Listed entries:
-----

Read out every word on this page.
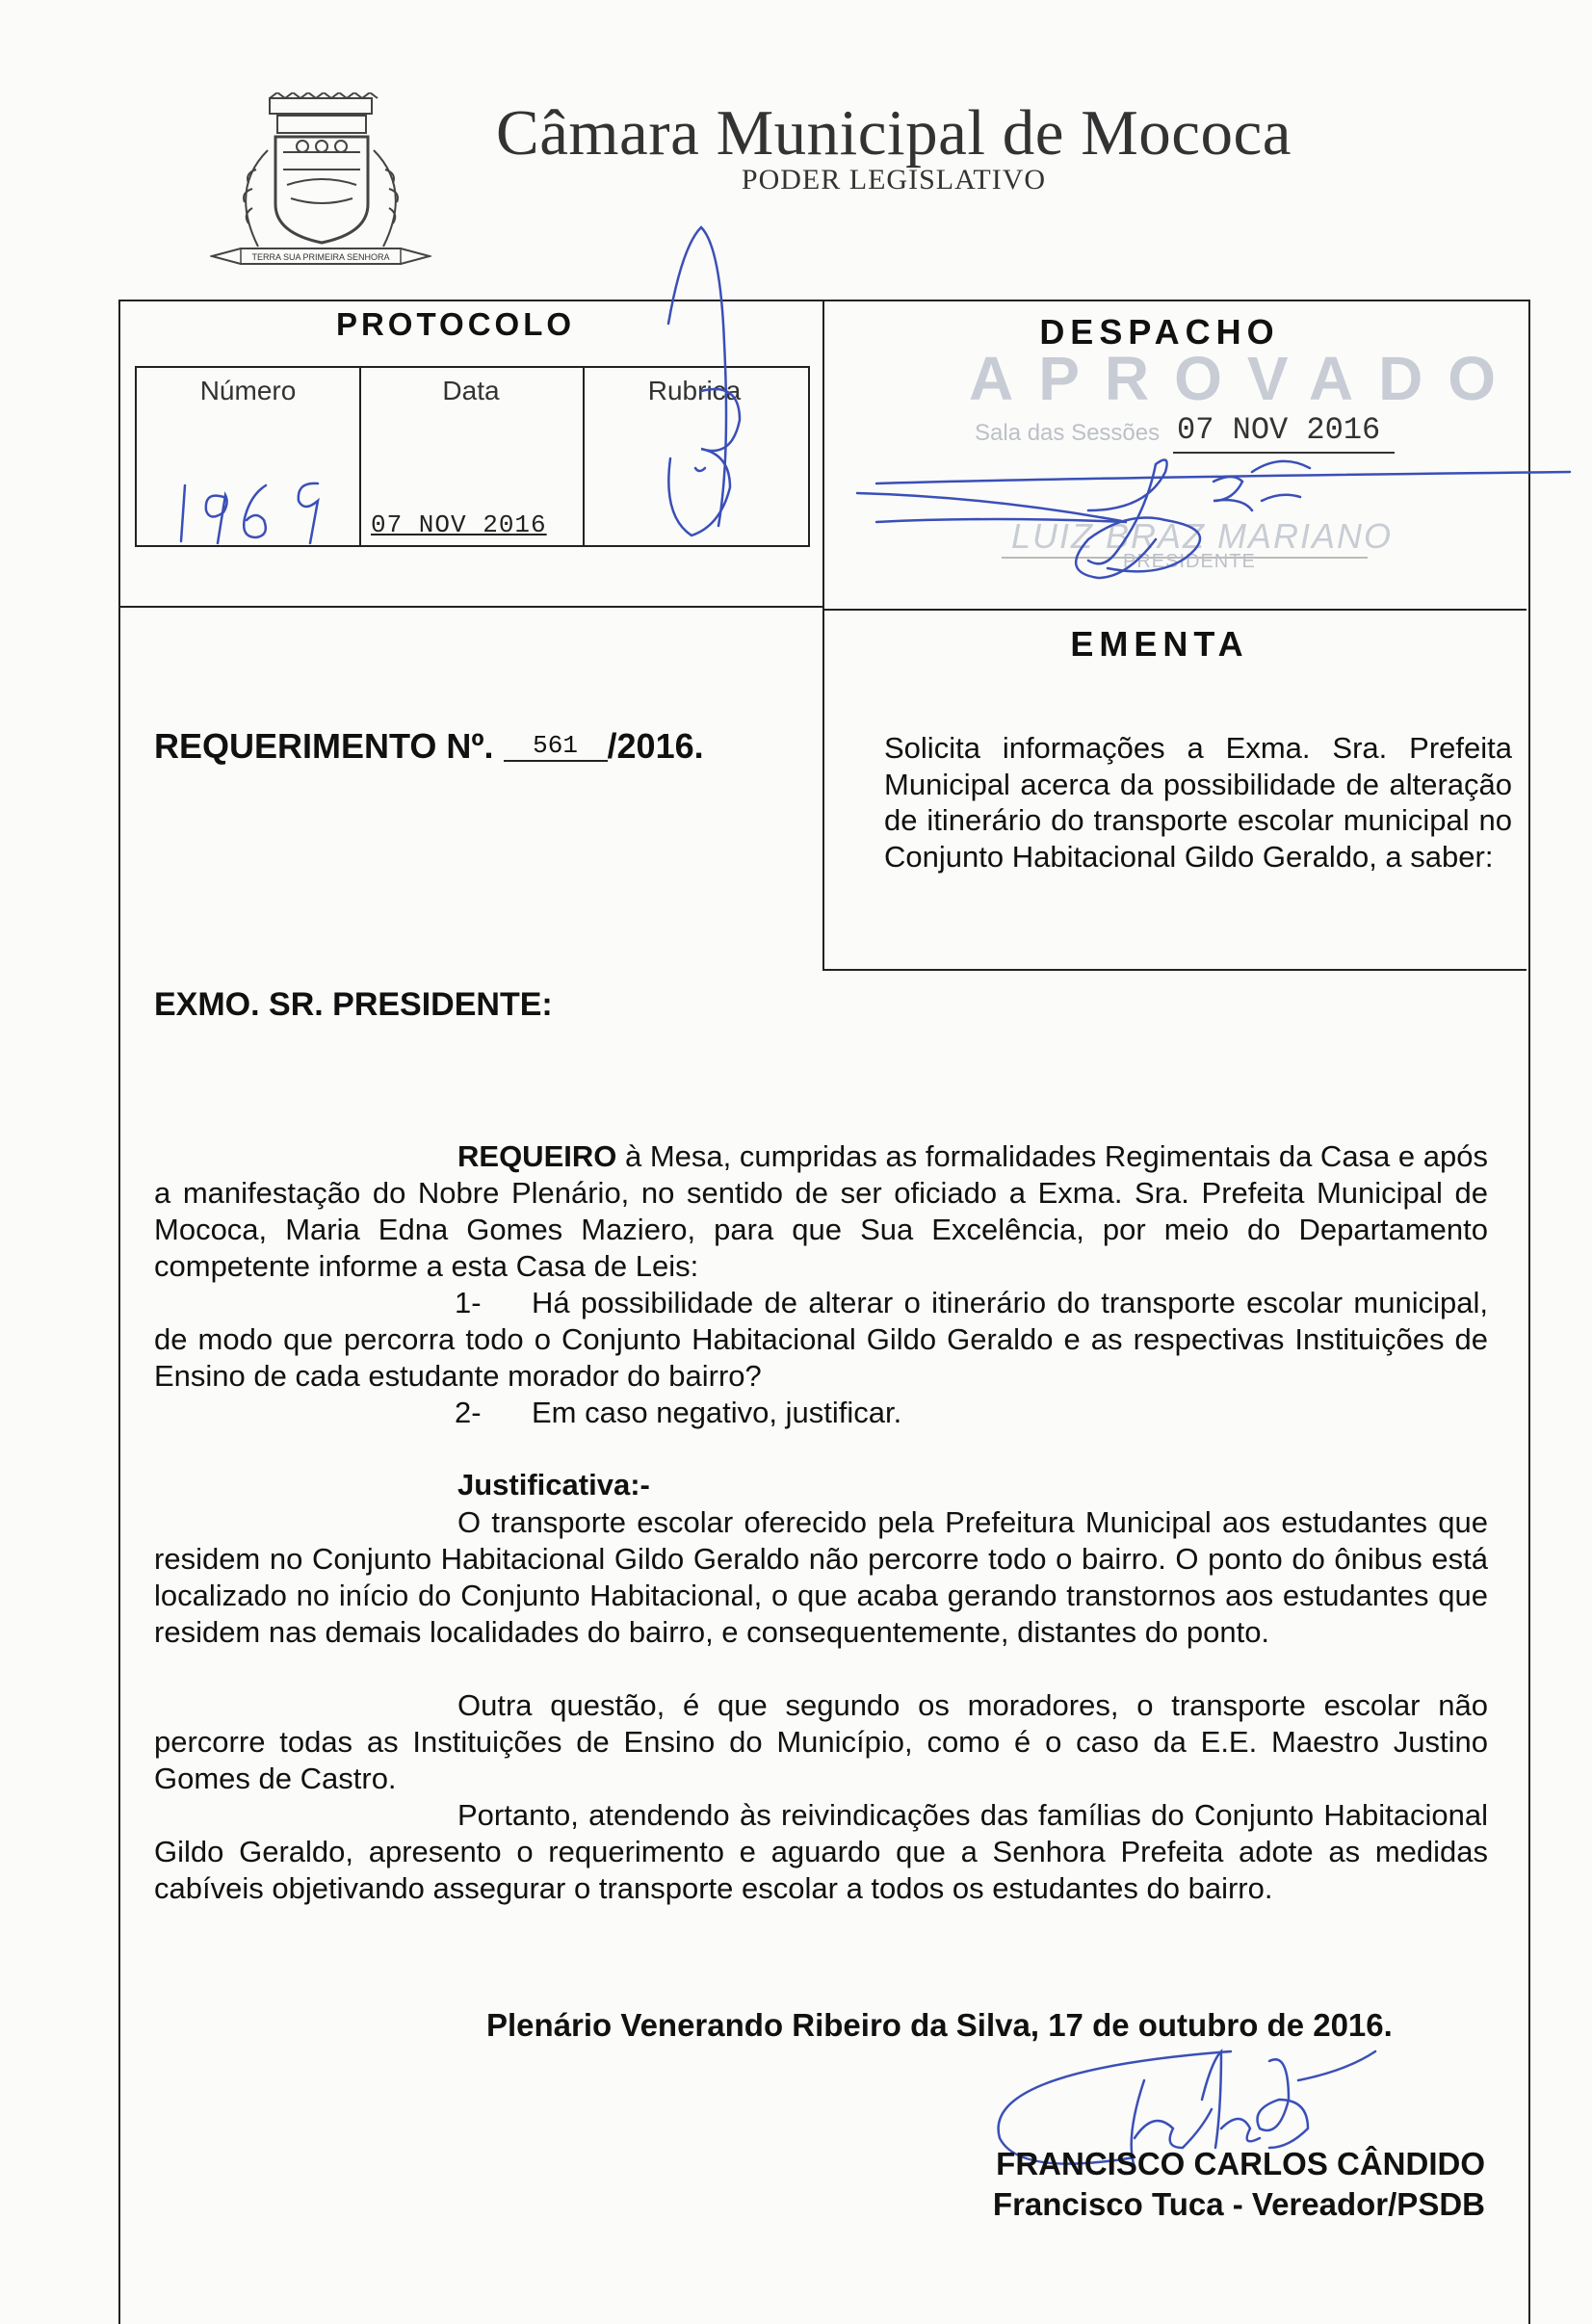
TERRA SUA PRIMEIRA SENHORA
Câmara Municipal de Mococa
PODER LEGISLATIVO
PROTOCOLO
Número	Data	Rubrica
07 NOV 2016
DESPACHO
APROVADO
Sala das Sessões 07 NOV 2016
LUIZ BRAZ MARIANO
PRESIDENTE
EMENTA
Solicita informações a Exma. Sra. Prefeita Municipal acerca da possibilidade de alteração de itinerário do transporte escolar municipal no Conjunto Habitacional Gildo Geraldo, a saber:
REQUERIMENTO Nº. 561 /2016.
EXMO. SR. PRESIDENTE:
REQUEIRO à Mesa, cumpridas as formalidades Regimentais da Casa e após a manifestação do Nobre Plenário, no sentido de ser oficiado a Exma. Sra. Prefeita Municipal de Mococa, Maria Edna Gomes Maziero, para que Sua Excelência, por meio do Departamento competente informe a esta Casa de Leis:
1- Há possibilidade de alterar o itinerário do transporte escolar municipal, de modo que percorra todo o Conjunto Habitacional Gildo Geraldo e as respectivas Instituições de Ensino de cada estudante morador do bairro?
2- Em caso negativo, justificar.
Justificativa:-
O transporte escolar oferecido pela Prefeitura Municipal aos estudantes que residem no Conjunto Habitacional Gildo Geraldo não percorre todo o bairro. O ponto do ônibus está localizado no início do Conjunto Habitacional, o que acaba gerando transtornos aos estudantes que residem nas demais localidades do bairro, e consequentemente, distantes do ponto.
Outra questão, é que segundo os moradores, o transporte escolar não percorre todas as Instituições de Ensino do Município, como é o caso da E.E. Maestro Justino Gomes de Castro.
Portanto, atendendo às reivindicações das famílias do Conjunto Habitacional Gildo Geraldo, apresento o requerimento e aguardo que a Senhora Prefeita adote as medidas cabíveis objetivando assegurar o transporte escolar a todos os estudantes do bairro.
Plenário Venerando Ribeiro da Silva, 17 de outubro de 2016.
FRANCISCO CARLOS CÂNDIDO
Francisco Tuca - Vereador/PSDB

-----

To be done: Gather up, from the records above, each line where the word "bairro" appears.

Answer:
1- Há possibilidade de alterar o itinerário do transporte escolar municipal, de modo que percorra todo o Conjunto Habitacional Gildo Geraldo e as respectivas Instituições de Ensino de cada estudante morador do bairro?
O transporte escolar oferecido pela Prefeitura Municipal aos estudantes que residem no Conjunto Habitacional Gildo Geraldo não percorre todo o bairro. O ponto do ônibus está localizado no início do Conjunto Habitacional, o que acaba gerando transtornos aos estudantes que residem nas demais localidades do bairro, e consequentemente, distantes do ponto.
Portanto, atendendo às reivindicações das famílias do Conjunto Habitacional Gildo Geraldo, apresento o requerimento e aguardo que a Senhora Prefeita adote as medidas cabíveis objetivando assegurar o transporte escolar a todos os estudantes do bairro.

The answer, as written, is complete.